ASSIGNMENT
Transcribe every line of the entries exactly.

Excerpts from a dataset
==========

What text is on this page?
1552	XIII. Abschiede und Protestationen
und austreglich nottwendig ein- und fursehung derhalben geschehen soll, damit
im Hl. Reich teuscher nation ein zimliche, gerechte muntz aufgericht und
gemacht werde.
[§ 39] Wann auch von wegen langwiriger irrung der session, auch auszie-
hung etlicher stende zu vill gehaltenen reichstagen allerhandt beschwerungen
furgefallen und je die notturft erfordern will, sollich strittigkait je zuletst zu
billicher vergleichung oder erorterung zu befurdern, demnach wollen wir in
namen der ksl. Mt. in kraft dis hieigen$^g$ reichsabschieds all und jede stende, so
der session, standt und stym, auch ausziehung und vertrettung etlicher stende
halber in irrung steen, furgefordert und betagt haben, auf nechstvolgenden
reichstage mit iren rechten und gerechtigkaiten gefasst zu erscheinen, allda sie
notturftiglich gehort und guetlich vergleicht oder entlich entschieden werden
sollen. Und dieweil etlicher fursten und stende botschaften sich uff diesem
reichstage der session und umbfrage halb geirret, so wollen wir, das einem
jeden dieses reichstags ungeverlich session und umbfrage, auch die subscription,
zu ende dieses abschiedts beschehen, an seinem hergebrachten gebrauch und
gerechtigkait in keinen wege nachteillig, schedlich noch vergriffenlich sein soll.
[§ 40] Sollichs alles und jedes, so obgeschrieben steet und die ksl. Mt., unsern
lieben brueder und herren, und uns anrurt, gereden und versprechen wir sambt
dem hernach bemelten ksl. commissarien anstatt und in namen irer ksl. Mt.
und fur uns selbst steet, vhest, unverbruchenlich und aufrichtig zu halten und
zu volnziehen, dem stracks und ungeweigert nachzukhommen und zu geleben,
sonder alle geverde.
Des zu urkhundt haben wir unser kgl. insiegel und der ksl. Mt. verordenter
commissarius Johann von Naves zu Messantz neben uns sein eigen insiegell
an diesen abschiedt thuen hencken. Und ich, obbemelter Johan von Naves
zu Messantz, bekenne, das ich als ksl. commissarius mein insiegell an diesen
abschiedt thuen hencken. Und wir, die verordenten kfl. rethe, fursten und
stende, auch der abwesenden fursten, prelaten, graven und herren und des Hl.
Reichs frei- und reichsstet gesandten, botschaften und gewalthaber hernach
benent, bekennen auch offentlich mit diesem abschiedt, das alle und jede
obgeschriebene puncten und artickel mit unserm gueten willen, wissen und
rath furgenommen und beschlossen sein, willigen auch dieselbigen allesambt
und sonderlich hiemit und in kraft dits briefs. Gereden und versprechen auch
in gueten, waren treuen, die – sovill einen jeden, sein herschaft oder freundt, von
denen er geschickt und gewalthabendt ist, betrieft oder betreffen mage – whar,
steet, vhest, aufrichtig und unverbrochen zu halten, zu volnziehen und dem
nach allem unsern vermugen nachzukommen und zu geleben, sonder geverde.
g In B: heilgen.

==========

ANSWER BOX
What text is on this page?
1552	XIII. Abschiede und Protestationen
und austreglich nottwendig ein- und fursehung derhalben geschehen soll, damit
im Hl. Reich teuscher nation ein zimliche, gerechte muntz aufgericht und
gemacht werde.
[§ 39] Wann auch von wegen langwiriger irrung der session, auch auszie-
hung etlicher stende zu vill gehaltenen reichstagen allerhandt beschwerungen
furgefallen und je die notturft erfordern will, sollich strittigkait je zuletst zu
billicher vergleichung oder erorterung zu befurdern, demnach wollen wir in
namen der ksl. Mt. in kraft dis hieigen$^g$ reichsabschieds all und jede stende, so
der session, standt und stym, auch ausziehung und vertrettung etlicher stende
halber in irrung steen, furgefordert und betagt haben, auf nechstvolgenden
reichstage mit iren rechten und gerechtigkaiten gefasst zu erscheinen, allda sie
notturftiglich gehort und guetlich vergleicht oder entlich entschieden werden
sollen. Und dieweil etlicher fursten und stende botschaften sich uff diesem
reichstage der session und umbfrage halb geirret, so wollen wir, das einem
jeden dieses reichstags ungeverlich session und umbfrage, auch die subscription,
zu ende dieses abschiedts beschehen, an seinem hergebrachten gebrauch und
gerechtigkait in keinen wege nachteillig, schedlich noch vergriffenlich sein soll.
[§ 40] Sollichs alles und jedes, so obgeschrieben steet und die ksl. Mt., unsern
lieben brueder und herren, und uns anrurt, gereden und versprechen wir sambt
dem hernach bemelten ksl. commissarien anstatt und in namen irer ksl. Mt.
und fur uns selbst steet, vhest, unverbruchenlich und aufrichtig zu halten und
zu volnziehen, dem stracks und ungeweigert nachzukhommen und zu geleben,
sonder alle geverde.
Des zu urkhundt haben wir unser kgl. insiegel und der ksl. Mt. verordenter
commissarius Johann von Naves zu Messantz neben uns sein eigen insiegell
an diesen abschiedt thuen hencken. Und ich, obbemelter Johan von Naves
zu Messantz, bekenne, das ich als ksl. commissarius mein insiegell an diesen
abschiedt thuen hencken. Und wir, die verordenten kfl. rethe, fursten und
stende, auch der abwesenden fursten, prelaten, graven und herren und des Hl.
Reichs frei- und reichsstet gesandten, botschaften und gewalthaber hernach
benent, bekennen auch offentlich mit diesem abschiedt, das alle und jede
obgeschriebene puncten und artickel mit unserm gueten willen, wissen und
rath furgenommen und beschlossen sein, willigen auch dieselbigen allesambt
und sonderlich hiemit und in kraft dits briefs. Gereden und versprechen auch
in gueten, waren treuen, die – sovill einen jeden, sein herschaft oder freundt, von
denen er geschickt und gewalthabendt ist, betrieft oder betreffen mage – whar,
steet, vhest, aufrichtig und unverbrochen zu halten, zu volnziehen und dem
nach allem unsern vermugen nachzukommen und zu geleben, sonder geverde.
g In B: heilgen.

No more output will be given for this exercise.